-- GOAL --
Tally up the lines carrying the string "Gironde" and respond with only the resulting number.

──────

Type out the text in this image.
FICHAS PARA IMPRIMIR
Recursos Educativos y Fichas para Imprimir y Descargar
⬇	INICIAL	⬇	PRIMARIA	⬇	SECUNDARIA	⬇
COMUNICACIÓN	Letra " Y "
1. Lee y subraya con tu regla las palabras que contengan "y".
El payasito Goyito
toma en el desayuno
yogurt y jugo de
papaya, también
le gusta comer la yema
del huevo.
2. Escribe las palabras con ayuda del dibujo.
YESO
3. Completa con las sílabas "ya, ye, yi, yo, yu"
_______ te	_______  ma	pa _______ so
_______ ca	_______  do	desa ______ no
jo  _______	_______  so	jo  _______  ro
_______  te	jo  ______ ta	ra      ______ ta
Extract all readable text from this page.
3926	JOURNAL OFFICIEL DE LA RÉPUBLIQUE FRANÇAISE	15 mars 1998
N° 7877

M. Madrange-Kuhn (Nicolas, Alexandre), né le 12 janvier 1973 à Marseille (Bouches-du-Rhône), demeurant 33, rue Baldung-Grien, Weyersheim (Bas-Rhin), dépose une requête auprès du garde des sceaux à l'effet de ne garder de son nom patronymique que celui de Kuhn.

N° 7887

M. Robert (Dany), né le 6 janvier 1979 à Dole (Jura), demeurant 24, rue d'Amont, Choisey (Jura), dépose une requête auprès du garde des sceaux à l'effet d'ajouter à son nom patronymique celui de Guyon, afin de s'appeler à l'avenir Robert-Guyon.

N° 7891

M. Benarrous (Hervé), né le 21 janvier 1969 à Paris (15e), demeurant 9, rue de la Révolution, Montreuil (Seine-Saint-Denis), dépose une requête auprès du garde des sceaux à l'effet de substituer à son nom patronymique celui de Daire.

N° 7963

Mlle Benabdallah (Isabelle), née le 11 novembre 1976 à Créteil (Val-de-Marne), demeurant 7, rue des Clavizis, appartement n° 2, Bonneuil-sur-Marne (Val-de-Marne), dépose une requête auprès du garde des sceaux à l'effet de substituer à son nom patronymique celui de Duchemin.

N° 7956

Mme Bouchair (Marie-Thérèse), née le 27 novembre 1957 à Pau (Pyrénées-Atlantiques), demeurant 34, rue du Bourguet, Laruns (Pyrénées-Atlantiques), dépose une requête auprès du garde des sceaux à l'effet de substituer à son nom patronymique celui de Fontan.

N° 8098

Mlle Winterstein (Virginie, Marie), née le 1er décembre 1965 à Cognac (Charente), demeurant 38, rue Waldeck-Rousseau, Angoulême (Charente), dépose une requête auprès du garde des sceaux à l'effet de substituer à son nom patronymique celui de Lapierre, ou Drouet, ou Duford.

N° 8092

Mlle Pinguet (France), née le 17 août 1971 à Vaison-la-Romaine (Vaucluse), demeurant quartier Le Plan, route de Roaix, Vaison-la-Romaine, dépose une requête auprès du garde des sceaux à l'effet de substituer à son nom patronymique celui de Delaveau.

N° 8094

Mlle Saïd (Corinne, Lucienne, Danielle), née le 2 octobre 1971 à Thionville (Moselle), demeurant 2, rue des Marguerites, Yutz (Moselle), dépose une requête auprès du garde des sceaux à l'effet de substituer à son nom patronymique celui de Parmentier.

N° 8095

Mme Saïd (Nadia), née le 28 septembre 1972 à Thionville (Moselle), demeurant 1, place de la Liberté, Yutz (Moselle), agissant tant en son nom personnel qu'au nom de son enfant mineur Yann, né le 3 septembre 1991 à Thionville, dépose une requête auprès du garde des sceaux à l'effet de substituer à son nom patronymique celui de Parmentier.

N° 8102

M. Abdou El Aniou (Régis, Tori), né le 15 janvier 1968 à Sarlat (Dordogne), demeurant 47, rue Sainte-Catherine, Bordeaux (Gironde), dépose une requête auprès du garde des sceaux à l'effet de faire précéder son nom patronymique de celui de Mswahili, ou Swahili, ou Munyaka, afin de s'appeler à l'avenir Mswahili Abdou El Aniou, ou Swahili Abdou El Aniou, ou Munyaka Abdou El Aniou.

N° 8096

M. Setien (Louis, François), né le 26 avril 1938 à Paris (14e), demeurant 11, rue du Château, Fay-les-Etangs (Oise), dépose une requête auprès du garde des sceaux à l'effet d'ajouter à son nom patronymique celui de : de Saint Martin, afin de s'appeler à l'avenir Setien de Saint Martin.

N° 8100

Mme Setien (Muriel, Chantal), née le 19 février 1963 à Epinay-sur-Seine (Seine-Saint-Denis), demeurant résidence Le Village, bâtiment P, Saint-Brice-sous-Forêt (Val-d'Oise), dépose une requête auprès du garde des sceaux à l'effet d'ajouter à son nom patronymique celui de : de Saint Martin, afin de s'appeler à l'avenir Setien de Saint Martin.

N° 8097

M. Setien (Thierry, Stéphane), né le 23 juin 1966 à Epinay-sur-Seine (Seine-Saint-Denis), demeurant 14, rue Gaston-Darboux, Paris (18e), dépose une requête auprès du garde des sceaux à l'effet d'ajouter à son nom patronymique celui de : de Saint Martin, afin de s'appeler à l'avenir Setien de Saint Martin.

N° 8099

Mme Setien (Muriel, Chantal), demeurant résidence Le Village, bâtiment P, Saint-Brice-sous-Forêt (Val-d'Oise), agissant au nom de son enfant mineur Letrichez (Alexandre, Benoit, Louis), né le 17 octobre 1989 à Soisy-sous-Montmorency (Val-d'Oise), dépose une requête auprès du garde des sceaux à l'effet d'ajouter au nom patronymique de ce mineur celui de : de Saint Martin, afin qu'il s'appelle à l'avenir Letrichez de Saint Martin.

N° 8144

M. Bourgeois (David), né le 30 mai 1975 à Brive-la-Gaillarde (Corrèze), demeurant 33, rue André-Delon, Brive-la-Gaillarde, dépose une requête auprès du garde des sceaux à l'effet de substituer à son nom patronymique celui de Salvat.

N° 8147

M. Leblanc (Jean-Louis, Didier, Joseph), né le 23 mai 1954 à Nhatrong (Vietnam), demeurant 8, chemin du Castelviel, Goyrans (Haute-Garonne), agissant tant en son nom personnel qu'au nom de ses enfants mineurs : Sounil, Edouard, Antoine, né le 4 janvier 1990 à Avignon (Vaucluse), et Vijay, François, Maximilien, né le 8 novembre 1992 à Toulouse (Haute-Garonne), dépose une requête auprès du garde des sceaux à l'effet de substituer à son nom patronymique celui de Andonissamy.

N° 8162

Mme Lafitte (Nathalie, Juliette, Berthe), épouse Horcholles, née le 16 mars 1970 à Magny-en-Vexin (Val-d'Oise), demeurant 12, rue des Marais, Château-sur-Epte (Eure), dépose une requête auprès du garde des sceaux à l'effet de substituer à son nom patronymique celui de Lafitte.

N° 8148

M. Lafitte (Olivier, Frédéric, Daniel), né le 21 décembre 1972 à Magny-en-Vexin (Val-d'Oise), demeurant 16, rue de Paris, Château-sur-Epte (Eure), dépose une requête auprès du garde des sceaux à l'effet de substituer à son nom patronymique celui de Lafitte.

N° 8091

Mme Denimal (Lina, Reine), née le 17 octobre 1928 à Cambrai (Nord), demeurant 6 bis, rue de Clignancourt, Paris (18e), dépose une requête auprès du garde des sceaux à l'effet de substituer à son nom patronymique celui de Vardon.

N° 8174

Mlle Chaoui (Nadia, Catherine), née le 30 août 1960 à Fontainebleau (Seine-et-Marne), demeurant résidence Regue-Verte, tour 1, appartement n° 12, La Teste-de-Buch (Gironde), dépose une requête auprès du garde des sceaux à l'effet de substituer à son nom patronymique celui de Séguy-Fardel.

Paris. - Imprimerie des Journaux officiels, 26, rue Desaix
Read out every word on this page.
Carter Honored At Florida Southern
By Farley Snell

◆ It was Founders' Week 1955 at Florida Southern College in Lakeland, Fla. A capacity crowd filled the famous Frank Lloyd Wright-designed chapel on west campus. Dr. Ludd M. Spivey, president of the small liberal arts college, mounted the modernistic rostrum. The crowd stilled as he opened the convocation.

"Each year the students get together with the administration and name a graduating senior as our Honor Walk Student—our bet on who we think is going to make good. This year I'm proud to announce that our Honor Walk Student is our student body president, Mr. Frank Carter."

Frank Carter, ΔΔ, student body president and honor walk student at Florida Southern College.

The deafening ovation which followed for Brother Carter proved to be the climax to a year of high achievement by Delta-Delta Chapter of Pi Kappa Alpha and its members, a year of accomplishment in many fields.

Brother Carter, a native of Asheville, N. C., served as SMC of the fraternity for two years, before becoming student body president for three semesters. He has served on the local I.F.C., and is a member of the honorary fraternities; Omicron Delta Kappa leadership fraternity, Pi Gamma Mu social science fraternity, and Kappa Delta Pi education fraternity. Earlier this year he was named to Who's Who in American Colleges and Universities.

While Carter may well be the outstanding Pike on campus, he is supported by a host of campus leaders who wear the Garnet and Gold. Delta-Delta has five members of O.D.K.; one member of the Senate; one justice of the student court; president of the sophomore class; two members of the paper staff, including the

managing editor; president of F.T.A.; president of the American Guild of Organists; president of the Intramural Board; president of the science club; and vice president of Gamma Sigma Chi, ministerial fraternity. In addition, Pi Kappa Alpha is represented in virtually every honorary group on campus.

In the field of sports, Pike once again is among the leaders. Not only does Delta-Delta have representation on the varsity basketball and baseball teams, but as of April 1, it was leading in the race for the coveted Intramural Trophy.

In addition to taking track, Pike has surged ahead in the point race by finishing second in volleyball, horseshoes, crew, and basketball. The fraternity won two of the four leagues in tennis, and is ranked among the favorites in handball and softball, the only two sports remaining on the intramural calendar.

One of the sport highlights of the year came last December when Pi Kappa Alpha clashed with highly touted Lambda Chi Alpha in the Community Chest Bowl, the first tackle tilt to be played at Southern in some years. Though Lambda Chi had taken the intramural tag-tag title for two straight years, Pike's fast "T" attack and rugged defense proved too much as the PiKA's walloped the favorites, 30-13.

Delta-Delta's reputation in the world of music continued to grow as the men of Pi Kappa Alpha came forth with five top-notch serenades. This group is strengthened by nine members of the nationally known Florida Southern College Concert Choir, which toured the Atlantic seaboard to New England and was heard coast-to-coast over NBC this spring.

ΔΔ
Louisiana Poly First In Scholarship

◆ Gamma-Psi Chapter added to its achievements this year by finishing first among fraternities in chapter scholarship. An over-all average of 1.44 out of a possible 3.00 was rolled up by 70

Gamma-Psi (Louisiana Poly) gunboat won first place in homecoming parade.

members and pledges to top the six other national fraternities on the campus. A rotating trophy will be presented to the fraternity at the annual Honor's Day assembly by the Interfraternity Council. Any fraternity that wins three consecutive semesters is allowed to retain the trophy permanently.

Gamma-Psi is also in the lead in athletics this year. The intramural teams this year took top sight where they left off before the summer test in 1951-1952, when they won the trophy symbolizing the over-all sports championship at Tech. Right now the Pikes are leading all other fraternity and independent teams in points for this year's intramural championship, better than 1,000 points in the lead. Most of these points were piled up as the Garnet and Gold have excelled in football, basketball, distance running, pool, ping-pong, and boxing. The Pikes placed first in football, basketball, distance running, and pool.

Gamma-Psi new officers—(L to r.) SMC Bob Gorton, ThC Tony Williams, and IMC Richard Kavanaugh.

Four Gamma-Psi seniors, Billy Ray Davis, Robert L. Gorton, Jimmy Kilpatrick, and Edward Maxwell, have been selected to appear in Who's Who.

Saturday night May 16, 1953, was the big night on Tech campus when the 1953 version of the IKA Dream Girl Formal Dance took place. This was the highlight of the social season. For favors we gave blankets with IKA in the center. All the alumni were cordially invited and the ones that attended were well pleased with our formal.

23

──────

-- RESULT OF THIS TASK --
2